Your goal >>
Convert the lines from the beginning of the records through the line containing "- staticText: 必达时段: [89, 2004, 253, 2056]", inclusive, into a JSON list of strings with one string per line. Omit any blank lines.

::: Records shown :::

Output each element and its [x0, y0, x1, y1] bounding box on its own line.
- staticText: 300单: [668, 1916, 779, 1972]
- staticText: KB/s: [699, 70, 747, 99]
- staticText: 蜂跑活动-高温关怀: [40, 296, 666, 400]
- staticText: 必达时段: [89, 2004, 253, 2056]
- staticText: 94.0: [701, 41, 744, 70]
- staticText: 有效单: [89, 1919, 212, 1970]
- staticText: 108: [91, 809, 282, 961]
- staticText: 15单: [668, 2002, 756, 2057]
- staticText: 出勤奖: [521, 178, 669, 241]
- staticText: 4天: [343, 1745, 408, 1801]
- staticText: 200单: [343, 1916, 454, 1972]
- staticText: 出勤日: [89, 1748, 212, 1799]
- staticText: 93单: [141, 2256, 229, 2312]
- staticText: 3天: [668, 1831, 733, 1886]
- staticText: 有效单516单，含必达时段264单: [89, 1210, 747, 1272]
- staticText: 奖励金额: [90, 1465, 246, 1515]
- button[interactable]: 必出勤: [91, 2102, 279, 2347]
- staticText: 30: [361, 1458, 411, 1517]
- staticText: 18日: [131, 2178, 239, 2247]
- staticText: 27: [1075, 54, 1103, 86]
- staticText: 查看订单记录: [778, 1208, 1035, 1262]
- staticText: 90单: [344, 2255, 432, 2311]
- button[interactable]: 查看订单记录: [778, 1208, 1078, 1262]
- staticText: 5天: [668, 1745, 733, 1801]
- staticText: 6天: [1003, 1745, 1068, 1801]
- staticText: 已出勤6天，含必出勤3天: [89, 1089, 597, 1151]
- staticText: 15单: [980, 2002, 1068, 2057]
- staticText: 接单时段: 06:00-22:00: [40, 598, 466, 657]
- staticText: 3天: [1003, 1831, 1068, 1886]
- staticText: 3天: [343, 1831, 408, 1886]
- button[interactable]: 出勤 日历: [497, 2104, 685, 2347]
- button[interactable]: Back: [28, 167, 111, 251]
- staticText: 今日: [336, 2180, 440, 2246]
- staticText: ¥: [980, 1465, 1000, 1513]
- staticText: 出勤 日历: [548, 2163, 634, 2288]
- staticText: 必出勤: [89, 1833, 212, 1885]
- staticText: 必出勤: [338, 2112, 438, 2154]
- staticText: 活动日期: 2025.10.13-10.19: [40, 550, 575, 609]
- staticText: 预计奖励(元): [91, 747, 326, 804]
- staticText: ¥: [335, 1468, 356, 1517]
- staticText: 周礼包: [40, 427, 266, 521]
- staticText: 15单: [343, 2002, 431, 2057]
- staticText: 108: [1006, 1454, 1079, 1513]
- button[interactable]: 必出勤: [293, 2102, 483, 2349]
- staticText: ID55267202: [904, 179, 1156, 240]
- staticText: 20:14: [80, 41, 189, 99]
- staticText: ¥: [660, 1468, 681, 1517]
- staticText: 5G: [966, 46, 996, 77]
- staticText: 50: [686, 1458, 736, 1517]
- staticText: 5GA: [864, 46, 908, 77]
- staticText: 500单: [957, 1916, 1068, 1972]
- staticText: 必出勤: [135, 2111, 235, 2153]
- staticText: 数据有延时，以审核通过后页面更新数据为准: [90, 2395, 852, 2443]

:::

Answer to this task >>
[
  "Output each element and its [x0, y0, x1, y1] bounding box on its own line.",
  "- staticText: 300单: [668, 1916, 779, 1972]",
  "- staticText: KB/s: [699, 70, 747, 99]",
  "- staticText: 蜂跑活动-高温关怀: [40, 296, 666, 400]",
  "- staticText: 必达时段: [89, 2004, 253, 2056]"
]